Exercise brief:
The answer is a single number: how many lines hold the string "لیتی".

Recorded data

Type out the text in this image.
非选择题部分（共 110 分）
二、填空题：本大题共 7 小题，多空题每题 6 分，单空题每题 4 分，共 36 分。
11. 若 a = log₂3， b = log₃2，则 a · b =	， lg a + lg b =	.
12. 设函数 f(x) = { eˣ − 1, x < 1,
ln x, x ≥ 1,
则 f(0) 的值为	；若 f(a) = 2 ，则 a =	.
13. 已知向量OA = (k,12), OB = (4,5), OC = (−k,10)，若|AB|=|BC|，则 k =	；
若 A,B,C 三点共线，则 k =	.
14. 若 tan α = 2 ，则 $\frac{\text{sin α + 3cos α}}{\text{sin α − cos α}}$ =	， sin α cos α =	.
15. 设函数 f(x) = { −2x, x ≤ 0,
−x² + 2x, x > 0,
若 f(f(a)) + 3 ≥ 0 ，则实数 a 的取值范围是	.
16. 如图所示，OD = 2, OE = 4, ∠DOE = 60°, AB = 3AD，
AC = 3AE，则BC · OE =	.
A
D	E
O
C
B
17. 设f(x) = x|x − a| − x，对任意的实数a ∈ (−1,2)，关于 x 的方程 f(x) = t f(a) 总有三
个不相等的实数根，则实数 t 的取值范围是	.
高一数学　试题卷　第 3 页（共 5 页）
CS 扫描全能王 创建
* * *
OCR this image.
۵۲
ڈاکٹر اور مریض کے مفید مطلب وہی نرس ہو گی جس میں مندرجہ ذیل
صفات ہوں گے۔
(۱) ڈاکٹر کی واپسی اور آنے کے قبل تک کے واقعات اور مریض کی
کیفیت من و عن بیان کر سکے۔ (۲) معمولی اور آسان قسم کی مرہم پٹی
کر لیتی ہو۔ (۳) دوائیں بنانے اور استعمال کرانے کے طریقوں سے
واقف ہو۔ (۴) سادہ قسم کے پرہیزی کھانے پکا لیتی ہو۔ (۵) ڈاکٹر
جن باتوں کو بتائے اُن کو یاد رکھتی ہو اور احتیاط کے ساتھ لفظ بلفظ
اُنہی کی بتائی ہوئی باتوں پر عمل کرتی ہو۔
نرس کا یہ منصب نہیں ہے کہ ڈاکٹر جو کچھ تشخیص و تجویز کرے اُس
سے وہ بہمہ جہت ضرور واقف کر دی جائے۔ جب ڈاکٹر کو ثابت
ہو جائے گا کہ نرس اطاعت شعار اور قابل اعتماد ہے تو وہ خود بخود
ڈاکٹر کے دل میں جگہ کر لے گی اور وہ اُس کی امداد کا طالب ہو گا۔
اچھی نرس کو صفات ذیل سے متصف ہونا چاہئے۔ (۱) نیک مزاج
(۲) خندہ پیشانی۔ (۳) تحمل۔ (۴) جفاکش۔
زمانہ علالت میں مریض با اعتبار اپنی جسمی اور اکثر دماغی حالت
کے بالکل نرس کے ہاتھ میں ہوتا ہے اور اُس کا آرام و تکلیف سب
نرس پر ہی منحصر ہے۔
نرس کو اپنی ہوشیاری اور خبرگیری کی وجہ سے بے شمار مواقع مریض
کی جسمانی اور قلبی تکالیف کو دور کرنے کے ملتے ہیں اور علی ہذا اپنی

Output:
2